Copy out all the entries exactly.

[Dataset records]
______
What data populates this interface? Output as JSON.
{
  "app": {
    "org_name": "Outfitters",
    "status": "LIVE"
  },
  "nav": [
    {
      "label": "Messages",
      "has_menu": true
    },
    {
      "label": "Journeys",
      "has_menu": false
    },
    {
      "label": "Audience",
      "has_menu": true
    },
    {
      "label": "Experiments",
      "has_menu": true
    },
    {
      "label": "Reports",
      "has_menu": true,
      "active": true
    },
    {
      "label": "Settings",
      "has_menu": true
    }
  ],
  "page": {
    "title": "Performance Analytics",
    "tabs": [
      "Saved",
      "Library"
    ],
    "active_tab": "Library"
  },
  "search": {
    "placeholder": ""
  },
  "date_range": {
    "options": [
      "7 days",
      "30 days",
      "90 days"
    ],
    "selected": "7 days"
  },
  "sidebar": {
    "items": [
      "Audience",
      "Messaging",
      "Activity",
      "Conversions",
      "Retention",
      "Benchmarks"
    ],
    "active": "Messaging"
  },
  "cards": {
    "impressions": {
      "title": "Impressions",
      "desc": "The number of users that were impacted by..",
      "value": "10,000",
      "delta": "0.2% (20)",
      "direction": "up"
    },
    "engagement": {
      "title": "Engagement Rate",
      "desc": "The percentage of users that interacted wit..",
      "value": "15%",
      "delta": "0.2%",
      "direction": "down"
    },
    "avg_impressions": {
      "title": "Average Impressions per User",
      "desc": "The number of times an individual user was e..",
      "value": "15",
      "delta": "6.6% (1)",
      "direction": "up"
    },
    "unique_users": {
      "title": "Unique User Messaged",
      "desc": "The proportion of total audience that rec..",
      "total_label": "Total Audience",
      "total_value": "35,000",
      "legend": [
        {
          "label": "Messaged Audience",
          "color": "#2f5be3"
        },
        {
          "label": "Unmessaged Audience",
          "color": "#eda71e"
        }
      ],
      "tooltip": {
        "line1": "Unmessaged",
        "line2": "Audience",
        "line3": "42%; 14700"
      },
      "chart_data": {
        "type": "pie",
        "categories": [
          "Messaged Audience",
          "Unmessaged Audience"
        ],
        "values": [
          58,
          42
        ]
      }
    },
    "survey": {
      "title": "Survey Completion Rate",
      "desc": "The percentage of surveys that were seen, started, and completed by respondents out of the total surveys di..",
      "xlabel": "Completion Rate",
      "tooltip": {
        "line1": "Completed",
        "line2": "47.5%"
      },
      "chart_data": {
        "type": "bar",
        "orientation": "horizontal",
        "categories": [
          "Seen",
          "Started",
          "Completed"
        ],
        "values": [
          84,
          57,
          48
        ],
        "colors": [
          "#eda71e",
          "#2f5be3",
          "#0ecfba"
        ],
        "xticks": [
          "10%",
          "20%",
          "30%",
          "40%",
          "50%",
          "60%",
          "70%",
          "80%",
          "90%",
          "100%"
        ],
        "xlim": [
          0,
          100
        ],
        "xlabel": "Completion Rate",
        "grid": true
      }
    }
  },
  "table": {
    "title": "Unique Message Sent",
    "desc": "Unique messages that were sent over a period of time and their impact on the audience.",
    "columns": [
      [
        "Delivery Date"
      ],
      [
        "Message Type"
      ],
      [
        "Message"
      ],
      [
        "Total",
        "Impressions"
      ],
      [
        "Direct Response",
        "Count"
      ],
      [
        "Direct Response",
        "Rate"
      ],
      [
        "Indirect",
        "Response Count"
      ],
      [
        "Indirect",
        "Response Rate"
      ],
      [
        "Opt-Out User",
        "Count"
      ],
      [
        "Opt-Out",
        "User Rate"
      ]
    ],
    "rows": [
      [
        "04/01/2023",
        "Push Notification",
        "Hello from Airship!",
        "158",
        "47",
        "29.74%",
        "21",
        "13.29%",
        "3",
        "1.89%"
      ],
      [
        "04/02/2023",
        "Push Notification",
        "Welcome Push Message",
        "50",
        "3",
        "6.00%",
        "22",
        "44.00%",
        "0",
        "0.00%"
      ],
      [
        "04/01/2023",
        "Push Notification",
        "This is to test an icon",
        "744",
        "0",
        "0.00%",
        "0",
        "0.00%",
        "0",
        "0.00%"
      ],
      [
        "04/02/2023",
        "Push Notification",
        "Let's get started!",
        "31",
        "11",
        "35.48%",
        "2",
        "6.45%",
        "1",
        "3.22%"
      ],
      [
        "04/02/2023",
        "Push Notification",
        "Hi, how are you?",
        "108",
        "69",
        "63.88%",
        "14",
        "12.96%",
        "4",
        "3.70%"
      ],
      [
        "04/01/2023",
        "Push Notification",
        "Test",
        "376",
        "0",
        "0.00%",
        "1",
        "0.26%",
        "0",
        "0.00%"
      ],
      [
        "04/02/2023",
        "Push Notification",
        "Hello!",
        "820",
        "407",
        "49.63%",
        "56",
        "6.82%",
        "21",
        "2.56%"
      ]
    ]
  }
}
______
◆ **CORRECT OUTPUT**:
What data populates this interface? Output as JSON.
{
  "app": {
    "org_name": "Outfitters",
    "status": "LIVE"
  },
  "nav": [
    {
      "label": "Messages",
      "has_menu": true
    },
    {
      "label": "Journeys",
      "has_menu": false
    },
    {
      "label": "Audience",
      "has_menu": true
    },
    {
      "label": "Experiments",
      "has_menu": true
    },
    {
      "label": "Reports",
      "has_menu": true,
      "active": true
    },
    {
      "label": "Settings",
      "has_menu": true
    }
  ],
  "page": {
    "title": "Performance Analytics",
    "tabs": [
      "Saved",
      "Library"
    ],
    "active_tab": "Library"
  },
  "search": {
    "placeholder": ""
  },
  "date_range": {
    "options": [
      "7 days",
      "30 days",
      "90 days"
    ],
    "selected": "7 days"
  },
  "sidebar": {
    "items": [
      "Audience",
      "Messaging",
      "Activity",
      "Conversions",
      "Retention",
      "Benchmarks"
    ],
    "active": "Messaging"
  },
  "cards": {
    "impressions": {
      "title": "Impressions",
      "desc": "The number of users that were impacted by..",
      "value": "10,000",
      "delta": "0.2% (20)",
      "direction": "up"
    },
    "engagement": {
      "title": "Engagement Rate",
      "desc": "The percentage of users that interacted wit..",
      "value": "15%",
      "delta": "0.2%",
      "direction": "down"
    },
    "avg_impressions": {
      "title": "Average Impressions per User",
      "desc": "The number of times an individual user was e..",
      "value": "15",
      "delta": "6.6% (1)",
      "direction": "up"
    },
    "unique_users": {
      "title": "Unique User Messaged",
      "desc": "The proportion of total audience that rec..",
      "total_label": "Total Audience",
      "total_value": "35,000",
      "legend": [
        {
          "label": "Messaged Audience",
          "color": "#2f5be3"
        },
        {
          "label": "Unmessaged Audience",
          "color": "#eda71e"
        }
      ],
      "tooltip": {
        "line1": "Unmessaged",
        "line2": "Audience",
        "line3": "42%; 14700"
      },
      "chart_data": {
        "type": "pie",
        "categories": [
          "Messaged Audience",
          "Unmessaged Audience"
        ],
        "values": [
          58,
          42
        ]
      }
    },
    "survey": {
      "title": "Survey Completion Rate",
      "desc": "The percentage of surveys that were seen, started, and completed by respondents out of the total surveys di..",
      "xlabel": "Completion Rate",
      "tooltip": {
        "line1": "Completed",
        "line2": "47.5%"
      },
      "chart_data": {
        "type": "bar",
        "orientation": "horizontal",
        "categories": [
          "Seen",
          "Started",
          "Completed"
        ],
        "values": [
          84,
          57,
          48
        ],
        "colors": [
          "#eda71e",
          "#2f5be3",
          "#0ecfba"
        ],
        "xticks": [
          "10%",
          "20%",
          "30%",
          "40%",
          "50%",
          "60%",
          "70%",
          "80%",
          "90%",
          "100%"
        ],
        "xlim": [
          0,
          100
        ],
        "xlabel": "Completion Rate",
        "grid": true
      }
    }
  },
  "table": {
    "title": "Unique Message Sent",
    "desc": "Unique messages that were sent over a period of time and their impact on the audience.",
    "columns": [
      [
        "Delivery Date"
      ],
      [
        "Message Type"
      ],
      [
        "Message"
      ],
      [
        "Total",
        "Impressions"
      ],
      [
        "Direct Response",
        "Count"
      ],
      [
        "Direct Response",
        "Rate"
      ],
      [
        "Indirect",
        "Response Count"
      ],
      [
        "Indirect",
        "Response Rate"
      ],
      [
        "Opt-Out User",
        "Count"
      ],
      [
        "Opt-Out",
        "User Rate"
      ]
    ],
    "rows": [
      [
        "04/01/2023",
        "Push Notification",
        "Hello from Airship!",
        "158",
        "47",
        "29.74%",
        "21",
        "13.29%",
        "3",
        "1.89%"
      ],
      [
        "04/02/2023",
        "Push Notification",
        "Welcome Push Message",
        "50",
        "3",
        "6.00%",
        "22",
        "44.00%",
        "0",
        "0.00%"
      ],
      [
        "04/01/2023",
        "Push Notification",
        "This is to test an icon",
        "744",
        "0",
        "0.00%",
        "0",
        "0.00%",
        "0",
        "0.00%"
      ],
      [
        "04/02/2023",
        "Push Notification",
        "Let's get started!",
        "31",
        "11",
        "35.48%",
        "2",
        "6.45%",
        "1",
        "3.22%"
      ],
      [
        "04/02/2023",
        "Push Notification",
        "Hi, how are you?",
        "108",
        "69",
        "63.88%",
        "14",
        "12.96%",
        "4",
        "3.70%"
      ],
      [
        "04/01/2023",
        "Push Notification",
        "Test",
        "376",
        "0",
        "0.00%",
        "1",
        "0.26%",
        "0",
        "0.00%"
      ],
      [
        "04/02/2023",
        "Push Notification",
        "Hello!",
        "820",
        "407",
        "49.63%",
        "56",
        "6.82%",
        "21",
        "2.56%"
      ]
    ]
  }
}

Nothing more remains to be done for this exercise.